> [TASK]:
Write out each line beneath this one exactly as it reads.

[Collected data]
----
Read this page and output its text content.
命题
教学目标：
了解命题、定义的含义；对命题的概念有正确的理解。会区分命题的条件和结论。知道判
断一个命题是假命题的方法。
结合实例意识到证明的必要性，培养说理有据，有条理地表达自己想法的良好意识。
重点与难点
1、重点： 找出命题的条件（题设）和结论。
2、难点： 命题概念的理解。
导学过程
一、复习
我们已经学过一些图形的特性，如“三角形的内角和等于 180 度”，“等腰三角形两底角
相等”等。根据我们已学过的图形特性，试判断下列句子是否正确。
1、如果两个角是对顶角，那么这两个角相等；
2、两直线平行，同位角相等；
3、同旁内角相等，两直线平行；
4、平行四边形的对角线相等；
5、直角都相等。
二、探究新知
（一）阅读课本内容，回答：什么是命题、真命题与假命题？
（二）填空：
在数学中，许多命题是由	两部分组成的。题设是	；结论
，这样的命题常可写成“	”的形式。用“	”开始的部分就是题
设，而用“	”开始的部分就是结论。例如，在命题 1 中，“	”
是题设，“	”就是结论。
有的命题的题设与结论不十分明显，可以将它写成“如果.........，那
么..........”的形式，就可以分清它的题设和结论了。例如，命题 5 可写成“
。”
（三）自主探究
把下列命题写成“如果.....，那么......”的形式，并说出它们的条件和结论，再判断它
----
> [COMPLETED EXERCISE]:
Read this page and output its text content.
命题
教学目标：
了解命题、定义的含义；对命题的概念有正确的理解。会区分命题的条件和结论。知道判
断一个命题是假命题的方法。
结合实例意识到证明的必要性，培养说理有据，有条理地表达自己想法的良好意识。
重点与难点
1、重点： 找出命题的条件（题设）和结论。
2、难点： 命题概念的理解。
导学过程
一、复习
我们已经学过一些图形的特性，如“三角形的内角和等于 180 度”，“等腰三角形两底角
相等”等。根据我们已学过的图形特性，试判断下列句子是否正确。
1、如果两个角是对顶角，那么这两个角相等；
2、两直线平行，同位角相等；
3、同旁内角相等，两直线平行；
4、平行四边形的对角线相等；
5、直角都相等。
二、探究新知
（一）阅读课本内容，回答：什么是命题、真命题与假命题？
（二）填空：
在数学中，许多命题是由	两部分组成的。题设是	；结论
，这样的命题常可写成“	”的形式。用“	”开始的部分就是题
设，而用“	”开始的部分就是结论。例如，在命题 1 中，“	”
是题设，“	”就是结论。
有的命题的题设与结论不十分明显，可以将它写成“如果.........，那
么..........”的形式，就可以分清它的题设和结论了。例如，命题 5 可写成“
。”
（三）自主探究
把下列命题写成“如果.....，那么......”的形式，并说出它们的条件和结论，再判断它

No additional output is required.